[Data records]
————————

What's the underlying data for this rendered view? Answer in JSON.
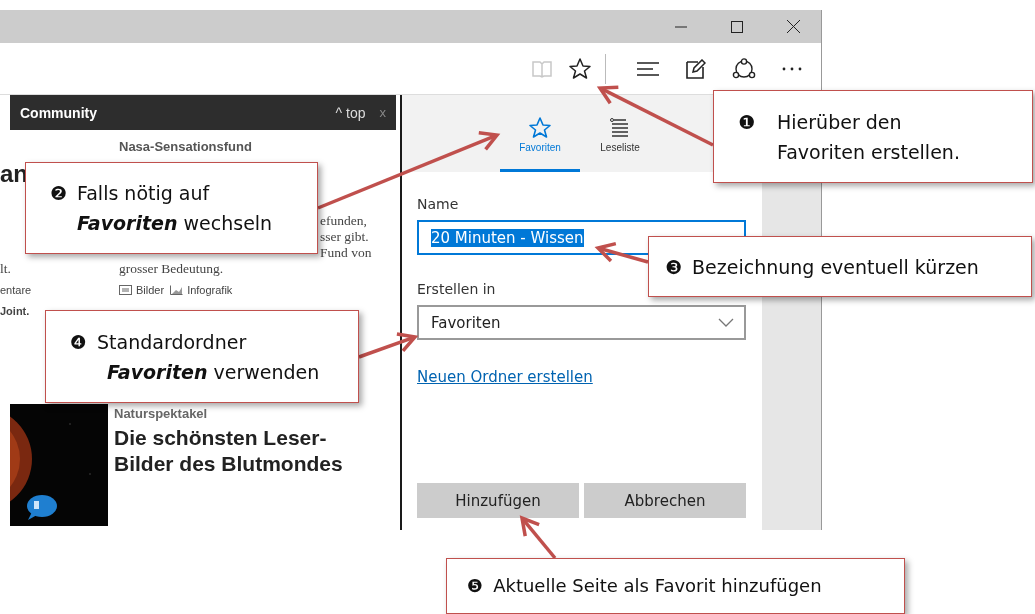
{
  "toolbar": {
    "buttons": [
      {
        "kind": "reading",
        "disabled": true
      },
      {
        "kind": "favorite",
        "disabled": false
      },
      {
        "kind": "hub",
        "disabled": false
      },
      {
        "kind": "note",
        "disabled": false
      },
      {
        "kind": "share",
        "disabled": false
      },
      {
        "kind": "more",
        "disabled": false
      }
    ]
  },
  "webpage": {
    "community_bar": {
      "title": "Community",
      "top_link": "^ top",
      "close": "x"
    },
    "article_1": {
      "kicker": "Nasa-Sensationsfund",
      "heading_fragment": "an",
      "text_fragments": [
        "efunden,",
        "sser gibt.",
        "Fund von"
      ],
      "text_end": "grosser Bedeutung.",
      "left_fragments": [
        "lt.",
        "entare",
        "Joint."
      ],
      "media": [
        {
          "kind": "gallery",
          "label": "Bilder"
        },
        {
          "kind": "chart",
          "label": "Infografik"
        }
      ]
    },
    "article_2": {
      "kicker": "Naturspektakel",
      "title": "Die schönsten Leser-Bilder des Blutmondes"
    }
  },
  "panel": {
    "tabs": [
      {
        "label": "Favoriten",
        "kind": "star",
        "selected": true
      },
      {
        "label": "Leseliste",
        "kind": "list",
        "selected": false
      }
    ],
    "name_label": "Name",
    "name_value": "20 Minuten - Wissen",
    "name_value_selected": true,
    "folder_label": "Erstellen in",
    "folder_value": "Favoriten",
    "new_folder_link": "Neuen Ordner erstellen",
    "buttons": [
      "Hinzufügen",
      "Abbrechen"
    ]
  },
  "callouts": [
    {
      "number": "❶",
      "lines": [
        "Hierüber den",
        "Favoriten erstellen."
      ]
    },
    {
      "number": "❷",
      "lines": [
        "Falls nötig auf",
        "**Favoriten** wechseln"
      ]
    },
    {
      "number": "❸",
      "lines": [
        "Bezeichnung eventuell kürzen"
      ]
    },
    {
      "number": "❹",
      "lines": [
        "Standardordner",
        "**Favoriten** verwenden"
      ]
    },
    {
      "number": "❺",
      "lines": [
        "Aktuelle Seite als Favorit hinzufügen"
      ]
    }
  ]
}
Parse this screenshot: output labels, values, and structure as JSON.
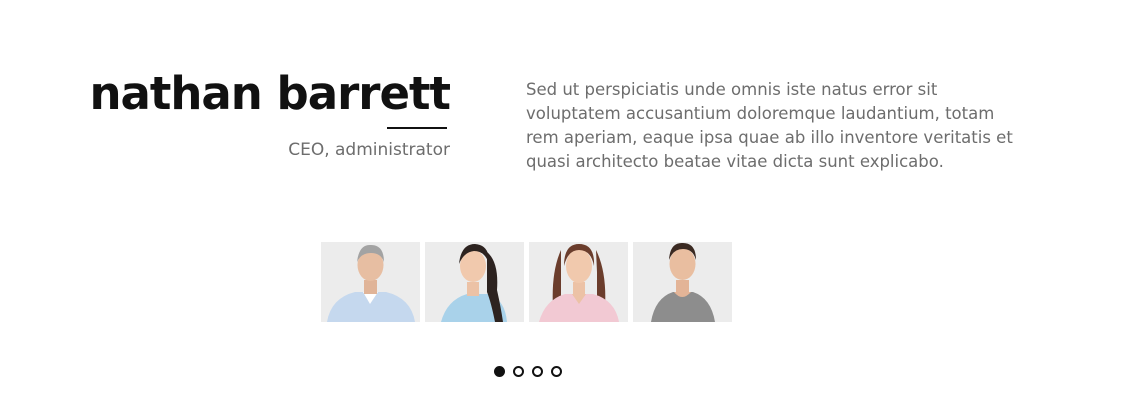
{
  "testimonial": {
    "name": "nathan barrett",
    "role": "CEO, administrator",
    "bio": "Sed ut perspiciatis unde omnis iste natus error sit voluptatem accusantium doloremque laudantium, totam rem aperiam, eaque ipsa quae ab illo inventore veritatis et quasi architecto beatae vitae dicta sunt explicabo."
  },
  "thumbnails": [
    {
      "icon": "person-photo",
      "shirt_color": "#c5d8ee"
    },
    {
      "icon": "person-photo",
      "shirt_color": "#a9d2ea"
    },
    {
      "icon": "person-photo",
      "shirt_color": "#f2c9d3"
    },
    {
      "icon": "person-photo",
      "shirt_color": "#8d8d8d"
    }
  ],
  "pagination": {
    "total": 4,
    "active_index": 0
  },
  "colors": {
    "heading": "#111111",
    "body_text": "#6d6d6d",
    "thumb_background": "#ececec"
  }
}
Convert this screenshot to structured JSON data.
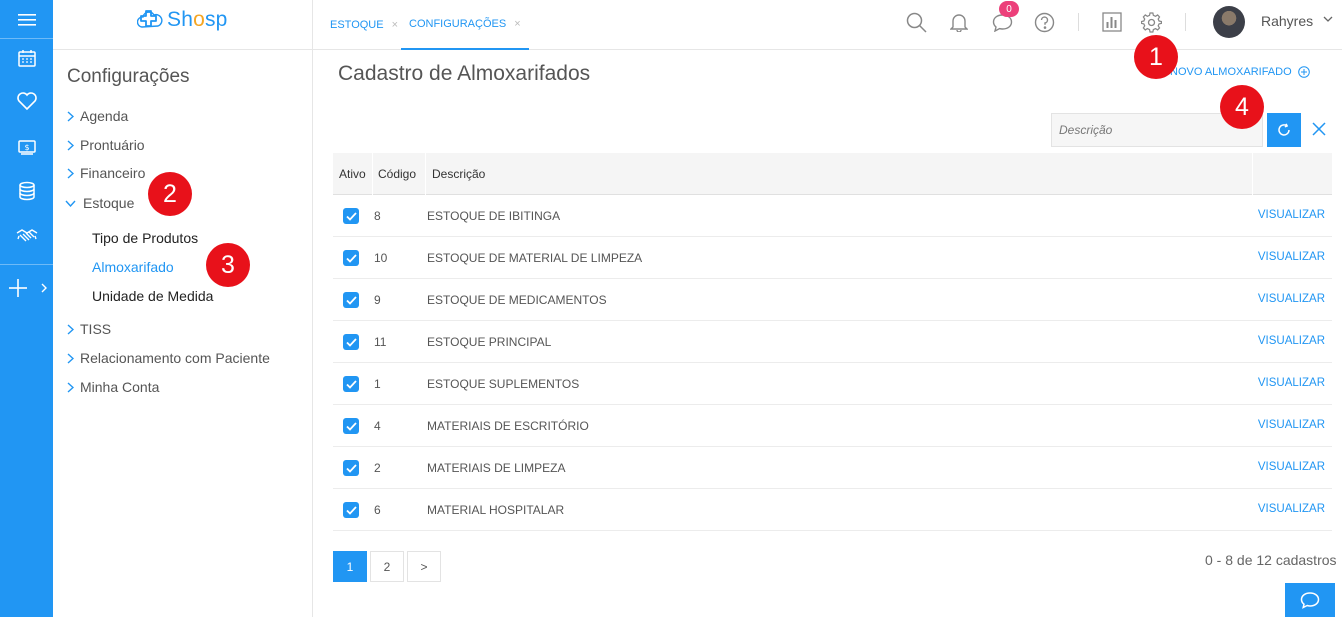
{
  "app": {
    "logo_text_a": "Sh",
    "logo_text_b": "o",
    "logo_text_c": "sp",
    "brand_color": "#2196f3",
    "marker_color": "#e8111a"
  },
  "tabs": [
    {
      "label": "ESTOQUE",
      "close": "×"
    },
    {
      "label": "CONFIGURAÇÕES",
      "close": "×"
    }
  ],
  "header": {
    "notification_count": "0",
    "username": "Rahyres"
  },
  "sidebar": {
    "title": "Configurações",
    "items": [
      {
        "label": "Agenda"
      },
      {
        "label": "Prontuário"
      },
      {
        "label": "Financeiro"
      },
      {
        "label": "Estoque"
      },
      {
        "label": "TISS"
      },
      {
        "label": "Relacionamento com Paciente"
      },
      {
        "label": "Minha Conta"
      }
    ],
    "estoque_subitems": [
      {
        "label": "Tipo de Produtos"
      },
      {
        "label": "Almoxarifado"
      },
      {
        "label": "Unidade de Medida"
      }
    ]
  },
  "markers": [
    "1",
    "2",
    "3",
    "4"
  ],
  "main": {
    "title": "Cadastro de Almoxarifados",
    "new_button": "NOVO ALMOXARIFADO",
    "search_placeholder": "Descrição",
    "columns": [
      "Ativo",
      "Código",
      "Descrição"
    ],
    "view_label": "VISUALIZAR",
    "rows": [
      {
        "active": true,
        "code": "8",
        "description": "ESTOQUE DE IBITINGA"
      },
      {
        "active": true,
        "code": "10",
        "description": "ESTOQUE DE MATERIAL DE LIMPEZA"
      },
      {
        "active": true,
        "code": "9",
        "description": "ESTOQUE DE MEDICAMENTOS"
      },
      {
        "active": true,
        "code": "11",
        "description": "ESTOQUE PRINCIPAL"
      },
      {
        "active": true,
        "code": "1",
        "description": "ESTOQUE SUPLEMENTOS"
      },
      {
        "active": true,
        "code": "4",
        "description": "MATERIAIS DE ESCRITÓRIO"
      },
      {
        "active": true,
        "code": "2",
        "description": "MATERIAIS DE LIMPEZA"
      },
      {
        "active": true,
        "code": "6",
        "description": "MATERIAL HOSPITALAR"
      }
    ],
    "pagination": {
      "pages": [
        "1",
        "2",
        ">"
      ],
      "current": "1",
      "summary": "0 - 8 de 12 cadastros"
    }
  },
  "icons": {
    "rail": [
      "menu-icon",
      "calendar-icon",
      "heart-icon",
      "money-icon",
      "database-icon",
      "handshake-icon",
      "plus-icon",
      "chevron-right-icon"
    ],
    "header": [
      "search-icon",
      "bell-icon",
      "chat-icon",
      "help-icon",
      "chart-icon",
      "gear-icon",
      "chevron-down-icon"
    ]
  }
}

————————

Without including any pictures, print all of the material exactly as given.

-- RESULT OF THIS TASK --
What's the underlying data for this rendered view? Answer in JSON.
{
  "toolbar": {
    "buttons": [
      {
        "kind": "reading",
        "disabled": true
      },
      {
        "kind": "favorite",
        "disabled": false
      },
      {
        "kind": "hub",
        "disabled": false
      },
      {
        "kind": "note",
        "disabled": false
      },
      {
        "kind": "share",
        "disabled": false
      },
      {
        "kind": "more",
        "disabled": false
      }
    ]
  },
  "webpage": {
    "community_bar": {
      "title": "Community",
      "top_link": "^ top",
      "close": "x"
    },
    "article_1": {
      "kicker": "Nasa-Sensationsfund",
      "heading_fragment": "an",
      "text_fragments": [
        "efunden,",
        "sser gibt.",
        "Fund von"
      ],
      "text_end": "grosser Bedeutung.",
      "left_fragments": [
        "lt.",
        "entare",
        "Joint."
      ],
      "media": [
        {
          "kind": "gallery",
          "label": "Bilder"
        },
        {
          "kind": "chart",
          "label": "Infografik"
        }
      ]
    },
    "article_2": {
      "kicker": "Naturspektakel",
      "title": "Die schönsten Leser-Bilder des Blutmondes"
    }
  },
  "panel": {
    "tabs": [
      {
        "label": "Favoriten",
        "kind": "star",
        "selected": true
      },
      {
        "label": "Leseliste",
        "kind": "list",
        "selected": false
      }
    ],
    "name_label": "Name",
    "name_value": "20 Minuten - Wissen",
    "name_value_selected": true,
    "folder_label": "Erstellen in",
    "folder_value": "Favoriten",
    "new_folder_link": "Neuen Ordner erstellen",
    "buttons": [
      "Hinzufügen",
      "Abbrechen"
    ]
  },
  "callouts": [
    {
      "number": "❶",
      "lines": [
        "Hierüber den",
        "Favoriten erstellen."
      ]
    },
    {
      "number": "❷",
      "lines": [
        "Falls nötig auf",
        "**Favoriten** wechseln"
      ]
    },
    {
      "number": "❸",
      "lines": [
        "Bezeichnung eventuell kürzen"
      ]
    },
    {
      "number": "❹",
      "lines": [
        "Standardordner",
        "**Favoriten** verwenden"
      ]
    },
    {
      "number": "❺",
      "lines": [
        "Aktuelle Seite als Favorit hinzufügen"
      ]
    }
  ]
}
Parse this screenshot: output labels, values, and structure as JSON.
{
  "testimonial": {
    "name": "nathan barrett",
    "role": "CEO, administrator",
    "bio": "Sed ut perspiciatis unde omnis iste natus error sit voluptatem accusantium doloremque laudantium, totam rem aperiam, eaque ipsa quae ab illo inventore veritatis et quasi architecto beatae vitae dicta sunt explicabo."
  },
  "thumbnails": [
    {
      "icon": "person-photo",
      "shirt_color": "#c5d8ee"
    },
    {
      "icon": "person-photo",
      "shirt_color": "#a9d2ea"
    },
    {
      "icon": "person-photo",
      "shirt_color": "#f2c9d3"
    },
    {
      "icon": "person-photo",
      "shirt_color": "#8d8d8d"
    }
  ],
  "pagination": {
    "total": 4,
    "active_index": 0
  },
  "colors": {
    "heading": "#111111",
    "body_text": "#6d6d6d",
    "thumb_background": "#ececec"
  }
}
Convert this screenshot to structured JSON data.
{
  "app": {
    "logo_text_a": "Sh",
    "logo_text_b": "o",
    "logo_text_c": "sp",
    "brand_color": "#2196f3",
    "marker_color": "#e8111a"
  },
  "tabs": [
    {
      "label": "ESTOQUE",
      "close": "×"
    },
    {
      "label": "CONFIGURAÇÕES",
      "close": "×"
    }
  ],
  "header": {
    "notification_count": "0",
    "username": "Rahyres"
  },
  "sidebar": {
    "title": "Configurações",
    "items": [
      {
        "label": "Agenda"
      },
      {
        "label": "Prontuário"
      },
      {
        "label": "Financeiro"
      },
      {
        "label": "Estoque"
      },
      {
        "label": "TISS"
      },
      {
        "label": "Relacionamento com Paciente"
      },
      {
        "label": "Minha Conta"
      }
    ],
    "estoque_subitems": [
      {
        "label": "Tipo de Produtos"
      },
      {
        "label": "Almoxarifado"
      },
      {
        "label": "Unidade de Medida"
      }
    ]
  },
  "markers": [
    "1",
    "2",
    "3",
    "4"
  ],
  "main": {
    "title": "Cadastro de Almoxarifados",
    "new_button": "NOVO ALMOXARIFADO",
    "search_placeholder": "Descrição",
    "columns": [
      "Ativo",
      "Código",
      "Descrição"
    ],
    "view_label": "VISUALIZAR",
    "rows": [
      {
        "active": true,
        "code": "8",
        "description": "ESTOQUE DE IBITINGA"
      },
      {
        "active": true,
        "code": "10",
        "description": "ESTOQUE DE MATERIAL DE LIMPEZA"
      },
      {
        "active": true,
        "code": "9",
        "description": "ESTOQUE DE MEDICAMENTOS"
      },
      {
        "active": true,
        "code": "11",
        "description": "ESTOQUE PRINCIPAL"
      },
      {
        "active": true,
        "code": "1",
        "description": "ESTOQUE SUPLEMENTOS"
      },
      {
        "active": true,
        "code": "4",
        "description": "MATERIAIS DE ESCRITÓRIO"
      },
      {
        "active": true,
        "code": "2",
        "description": "MATERIAIS DE LIMPEZA"
      },
      {
        "active": true,
        "code": "6",
        "description": "MATERIAL HOSPITALAR"
      }
    ],
    "pagination": {
      "pages": [
        "1",
        "2",
        ">"
      ],
      "current": "1",
      "summary": "0 - 8 de 12 cadastros"
    }
  },
  "icons": {
    "rail": [
      "menu-icon",
      "calendar-icon",
      "heart-icon",
      "money-icon",
      "database-icon",
      "handshake-icon",
      "plus-icon",
      "chevron-right-icon"
    ],
    "header": [
      "search-icon",
      "bell-icon",
      "chat-icon",
      "help-icon",
      "chart-icon",
      "gear-icon",
      "chevron-down-icon"
    ]
  }
}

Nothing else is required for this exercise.